• [Aim]:
Go through the data below. List every line that holds the word "повысить".

━━━

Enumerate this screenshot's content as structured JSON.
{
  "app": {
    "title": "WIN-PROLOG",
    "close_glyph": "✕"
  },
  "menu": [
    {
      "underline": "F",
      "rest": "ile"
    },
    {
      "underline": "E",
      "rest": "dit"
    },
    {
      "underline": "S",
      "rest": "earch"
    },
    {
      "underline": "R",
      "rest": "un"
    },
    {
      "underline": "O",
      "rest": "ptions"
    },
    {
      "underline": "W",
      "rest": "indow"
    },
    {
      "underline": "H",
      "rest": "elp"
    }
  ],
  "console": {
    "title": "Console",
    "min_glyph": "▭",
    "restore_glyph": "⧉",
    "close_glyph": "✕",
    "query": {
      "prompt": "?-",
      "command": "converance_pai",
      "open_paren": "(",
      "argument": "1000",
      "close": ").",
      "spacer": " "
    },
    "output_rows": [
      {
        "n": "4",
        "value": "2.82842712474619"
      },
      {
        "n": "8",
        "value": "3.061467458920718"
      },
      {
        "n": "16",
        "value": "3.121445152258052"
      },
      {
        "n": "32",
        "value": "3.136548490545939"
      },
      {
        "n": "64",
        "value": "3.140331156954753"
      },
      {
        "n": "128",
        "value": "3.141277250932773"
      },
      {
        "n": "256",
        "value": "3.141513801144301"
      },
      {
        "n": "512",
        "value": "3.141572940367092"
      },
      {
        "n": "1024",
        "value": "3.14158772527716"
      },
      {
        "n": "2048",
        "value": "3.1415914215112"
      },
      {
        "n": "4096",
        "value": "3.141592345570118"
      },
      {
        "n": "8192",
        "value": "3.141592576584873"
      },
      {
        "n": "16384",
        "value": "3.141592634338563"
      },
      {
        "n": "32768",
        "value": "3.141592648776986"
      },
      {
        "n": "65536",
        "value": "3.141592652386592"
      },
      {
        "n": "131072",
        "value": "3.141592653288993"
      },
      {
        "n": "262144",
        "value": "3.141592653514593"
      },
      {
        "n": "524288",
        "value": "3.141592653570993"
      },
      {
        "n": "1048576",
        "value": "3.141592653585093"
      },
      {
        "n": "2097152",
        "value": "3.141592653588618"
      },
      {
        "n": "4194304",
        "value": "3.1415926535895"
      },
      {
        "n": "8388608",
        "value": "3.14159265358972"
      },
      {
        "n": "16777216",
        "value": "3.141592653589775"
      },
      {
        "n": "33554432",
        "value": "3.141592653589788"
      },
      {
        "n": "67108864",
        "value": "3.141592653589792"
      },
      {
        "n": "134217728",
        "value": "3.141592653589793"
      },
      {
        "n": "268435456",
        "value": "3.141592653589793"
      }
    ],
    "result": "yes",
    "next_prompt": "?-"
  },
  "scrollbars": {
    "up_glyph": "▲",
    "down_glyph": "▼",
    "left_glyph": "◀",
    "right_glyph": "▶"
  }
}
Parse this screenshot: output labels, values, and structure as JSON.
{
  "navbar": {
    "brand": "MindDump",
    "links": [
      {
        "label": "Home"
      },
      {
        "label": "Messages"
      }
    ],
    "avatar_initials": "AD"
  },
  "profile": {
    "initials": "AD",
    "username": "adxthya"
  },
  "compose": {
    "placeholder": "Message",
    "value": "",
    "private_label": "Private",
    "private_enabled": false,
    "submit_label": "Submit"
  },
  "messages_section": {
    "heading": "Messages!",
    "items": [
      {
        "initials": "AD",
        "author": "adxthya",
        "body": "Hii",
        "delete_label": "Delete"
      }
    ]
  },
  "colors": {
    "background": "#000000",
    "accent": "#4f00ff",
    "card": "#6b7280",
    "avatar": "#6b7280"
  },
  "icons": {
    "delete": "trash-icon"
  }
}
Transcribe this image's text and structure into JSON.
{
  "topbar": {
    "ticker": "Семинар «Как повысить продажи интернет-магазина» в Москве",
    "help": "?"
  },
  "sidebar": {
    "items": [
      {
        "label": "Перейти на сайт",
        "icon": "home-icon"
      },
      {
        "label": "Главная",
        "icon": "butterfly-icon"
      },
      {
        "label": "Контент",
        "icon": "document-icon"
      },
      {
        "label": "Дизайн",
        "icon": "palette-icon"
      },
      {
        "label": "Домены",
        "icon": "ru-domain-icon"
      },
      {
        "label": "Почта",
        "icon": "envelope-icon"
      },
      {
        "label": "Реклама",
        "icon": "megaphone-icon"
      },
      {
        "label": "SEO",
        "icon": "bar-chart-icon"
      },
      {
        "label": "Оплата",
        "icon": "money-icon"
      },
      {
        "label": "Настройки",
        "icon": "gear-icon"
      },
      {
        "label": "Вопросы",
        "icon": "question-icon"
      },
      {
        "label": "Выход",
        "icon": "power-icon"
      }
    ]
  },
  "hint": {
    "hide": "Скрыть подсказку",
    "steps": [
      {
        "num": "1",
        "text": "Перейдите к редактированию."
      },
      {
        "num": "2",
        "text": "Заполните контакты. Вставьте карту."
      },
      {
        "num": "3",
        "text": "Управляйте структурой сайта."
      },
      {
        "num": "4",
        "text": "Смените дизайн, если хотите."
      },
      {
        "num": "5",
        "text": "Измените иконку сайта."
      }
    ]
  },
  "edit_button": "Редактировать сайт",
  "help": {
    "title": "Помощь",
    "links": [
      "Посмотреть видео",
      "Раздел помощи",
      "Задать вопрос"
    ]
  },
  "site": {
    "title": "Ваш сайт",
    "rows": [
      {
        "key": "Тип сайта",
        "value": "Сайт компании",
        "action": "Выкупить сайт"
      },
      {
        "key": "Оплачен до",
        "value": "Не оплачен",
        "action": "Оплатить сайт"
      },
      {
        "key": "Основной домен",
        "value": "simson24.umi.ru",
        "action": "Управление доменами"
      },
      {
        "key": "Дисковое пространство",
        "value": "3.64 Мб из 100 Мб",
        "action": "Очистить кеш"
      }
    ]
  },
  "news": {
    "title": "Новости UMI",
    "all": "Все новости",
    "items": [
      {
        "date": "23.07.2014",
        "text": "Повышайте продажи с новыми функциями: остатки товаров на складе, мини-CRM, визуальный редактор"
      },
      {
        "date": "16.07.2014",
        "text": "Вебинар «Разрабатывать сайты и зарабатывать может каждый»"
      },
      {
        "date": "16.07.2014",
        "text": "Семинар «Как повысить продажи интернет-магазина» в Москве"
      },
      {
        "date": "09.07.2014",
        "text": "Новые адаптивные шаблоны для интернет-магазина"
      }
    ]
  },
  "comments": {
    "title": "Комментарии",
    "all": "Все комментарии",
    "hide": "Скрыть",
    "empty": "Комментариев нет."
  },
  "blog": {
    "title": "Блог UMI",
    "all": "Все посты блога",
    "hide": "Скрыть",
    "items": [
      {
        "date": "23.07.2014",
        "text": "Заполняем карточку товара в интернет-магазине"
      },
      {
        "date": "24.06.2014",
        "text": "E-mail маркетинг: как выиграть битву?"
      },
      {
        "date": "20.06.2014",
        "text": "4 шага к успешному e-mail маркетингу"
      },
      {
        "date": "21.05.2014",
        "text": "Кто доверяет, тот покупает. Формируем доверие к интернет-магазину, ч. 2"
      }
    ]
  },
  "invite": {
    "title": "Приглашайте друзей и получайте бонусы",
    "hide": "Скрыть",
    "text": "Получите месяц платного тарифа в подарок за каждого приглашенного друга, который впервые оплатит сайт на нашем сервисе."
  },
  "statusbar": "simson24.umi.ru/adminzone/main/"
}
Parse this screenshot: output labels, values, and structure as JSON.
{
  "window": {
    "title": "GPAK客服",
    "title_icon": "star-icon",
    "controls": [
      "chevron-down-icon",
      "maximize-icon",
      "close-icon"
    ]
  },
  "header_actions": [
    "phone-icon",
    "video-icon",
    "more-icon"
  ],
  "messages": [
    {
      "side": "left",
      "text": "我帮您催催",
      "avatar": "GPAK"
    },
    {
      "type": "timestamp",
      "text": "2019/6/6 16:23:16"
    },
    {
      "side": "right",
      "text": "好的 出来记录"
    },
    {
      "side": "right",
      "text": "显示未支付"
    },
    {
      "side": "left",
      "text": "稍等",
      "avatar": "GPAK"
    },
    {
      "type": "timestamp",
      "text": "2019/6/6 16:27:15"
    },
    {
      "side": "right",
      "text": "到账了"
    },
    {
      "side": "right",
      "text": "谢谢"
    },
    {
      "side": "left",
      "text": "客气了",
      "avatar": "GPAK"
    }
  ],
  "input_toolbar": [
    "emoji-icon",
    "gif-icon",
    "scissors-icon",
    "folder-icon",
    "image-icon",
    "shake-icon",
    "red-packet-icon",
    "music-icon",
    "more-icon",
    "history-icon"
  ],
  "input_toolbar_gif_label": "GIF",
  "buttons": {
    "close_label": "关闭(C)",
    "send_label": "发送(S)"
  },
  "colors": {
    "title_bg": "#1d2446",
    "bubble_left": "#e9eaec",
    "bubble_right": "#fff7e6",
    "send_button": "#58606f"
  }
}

━━━

• [Expected output]:
    "ticker": "Семинар «Как повысить продажи интернет-магазина» в Москве",
        "text": "Семинар «Как повысить продажи интернет-магазина» в Москве"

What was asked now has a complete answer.